_PROBLEM DESCRIPTION:_ Pick out every line with the word "measurement" and copy it.

(Data records)
>> Start

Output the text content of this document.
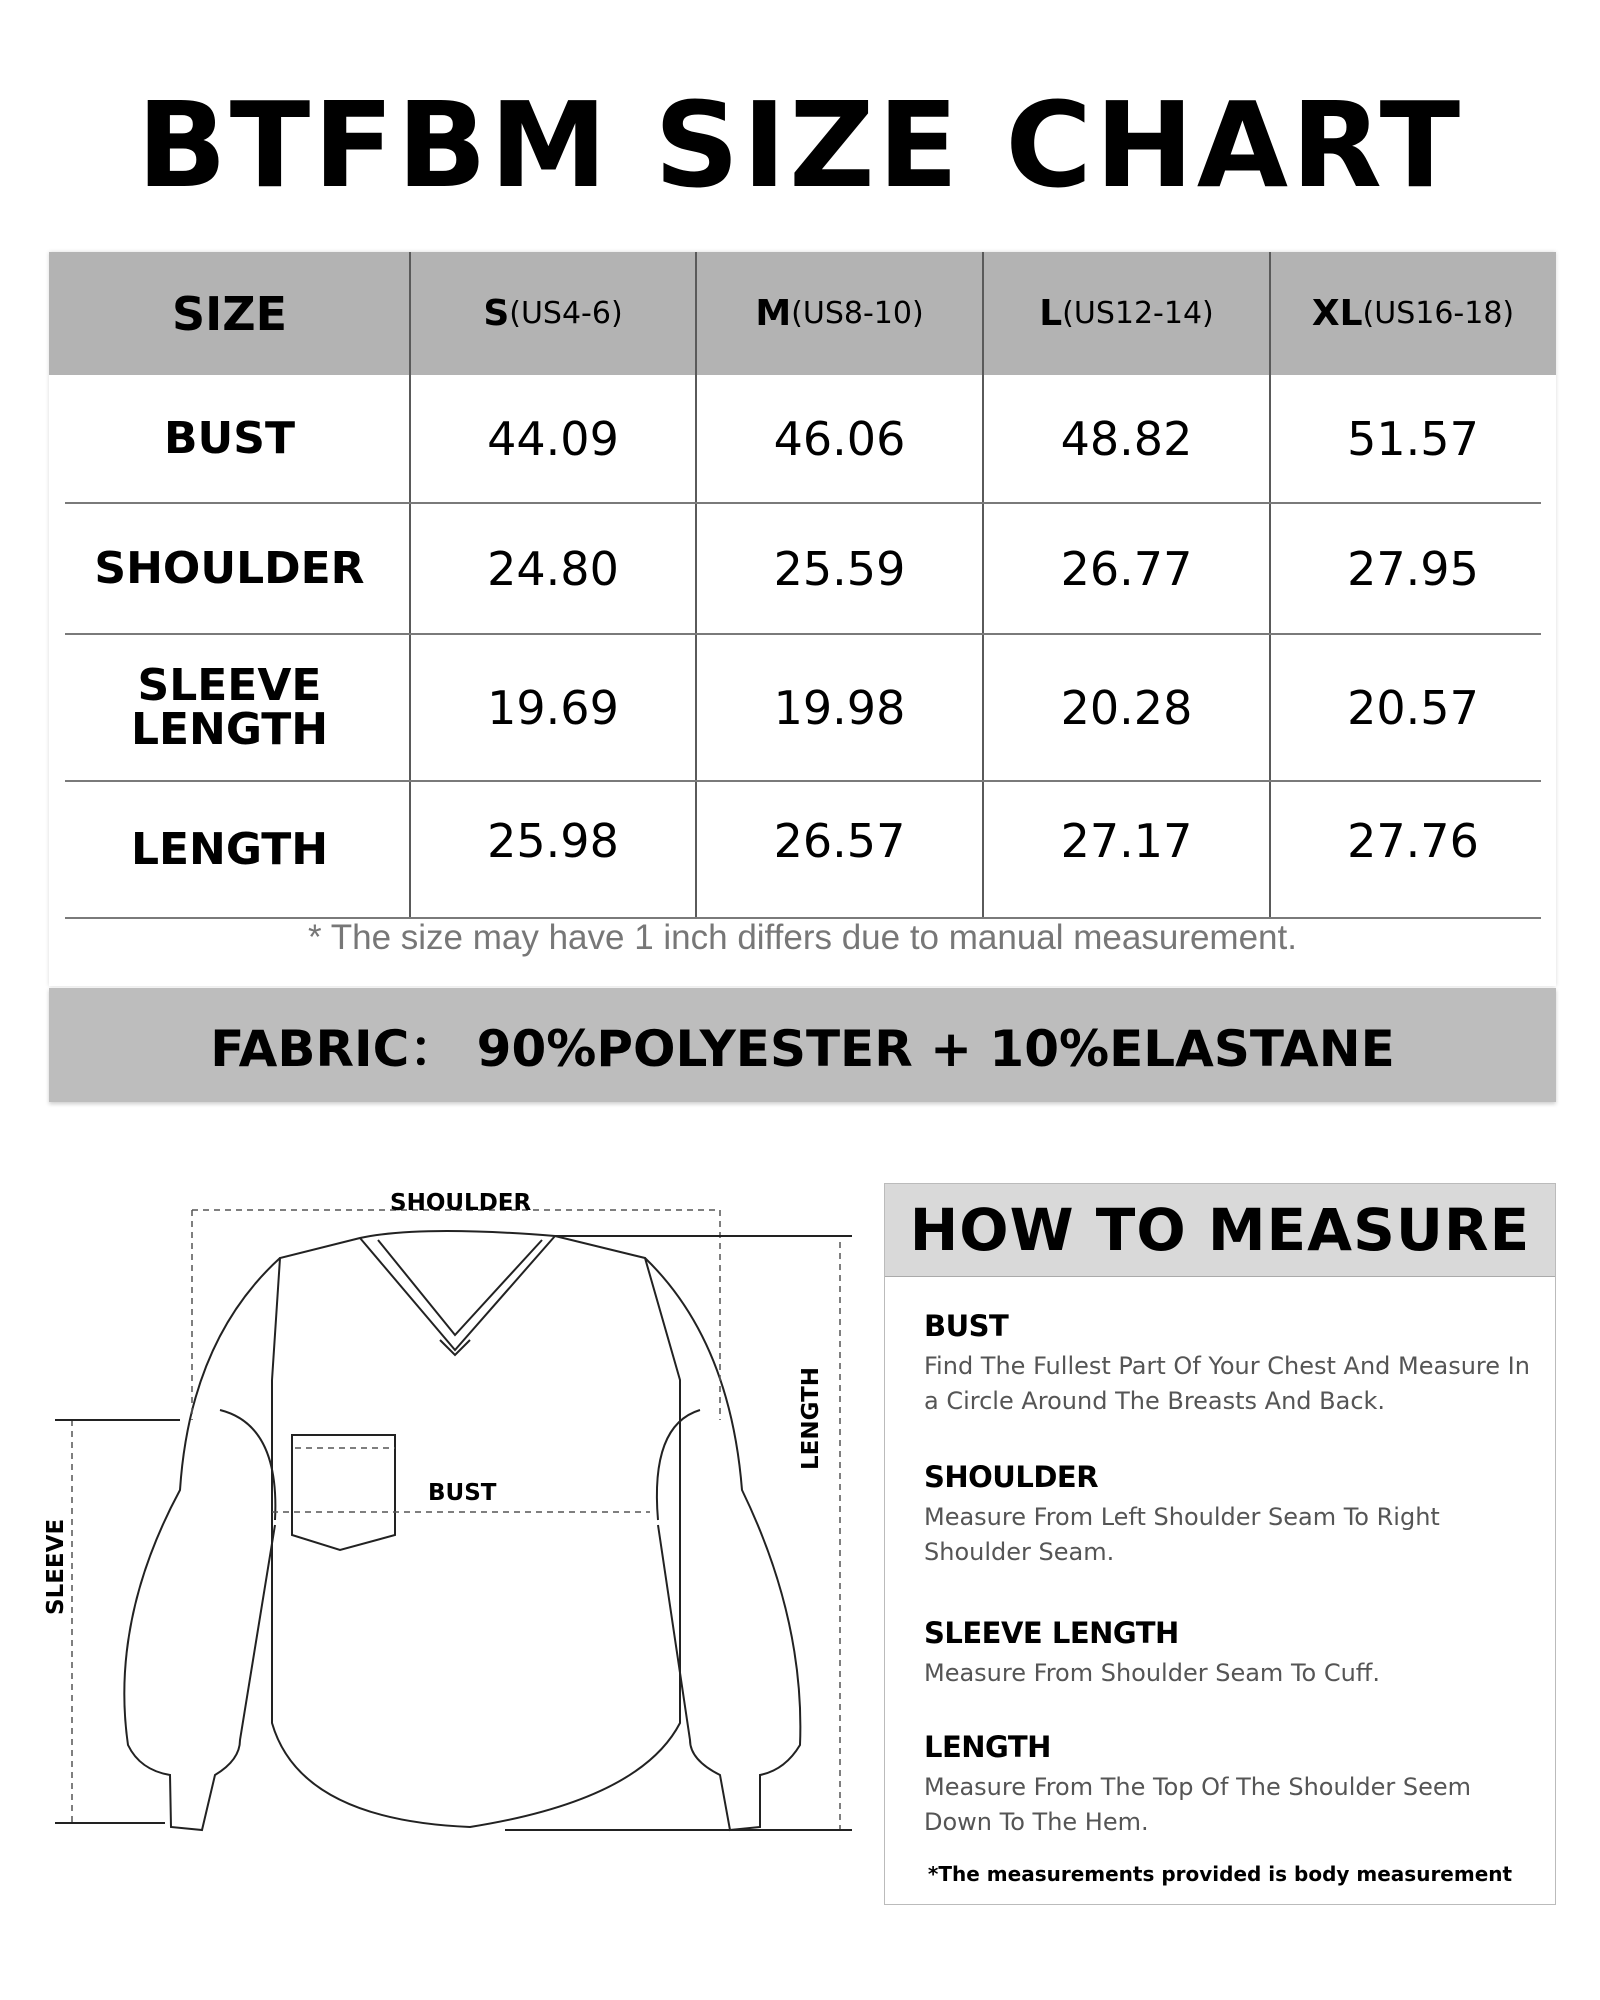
BTFBM SIZE CHART
SIZE	S (US4-6)	M (US8-10)	L (US12-14)	XL (US16-18)
BUST	44.09	46.06	48.82	51.57
SHOULDER	24.80	25.59	26.77	27.95
SLEEVE LENGTH	19.69	19.98	20.28	20.57
LENGTH	25.98	26.57	27.17	27.76
* The size may have 1 inch differs due to manual measurement.
FABRIC： 90%POLYESTER + 10%ELASTANE
SHOULDER
BUST
LENGTH
SLEEVE
HOW TO MEASURE
BUST
Find The Fullest Part Of Your Chest And Measure In a Circle Around The Breasts And Back.
SHOULDER
Measure From Left Shoulder Seam To Right Shoulder Seam.
SLEEVE LENGTH
Measure From Shoulder Seam To Cuff.
LENGTH
Measure From The Top Of The Shoulder Seem Down To The Hem.
*The measurements provided is body measurement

>> End

_SOLUTION:_
* The size may have 1 inch differs due to manual measurement.
*The measurements provided is body measurement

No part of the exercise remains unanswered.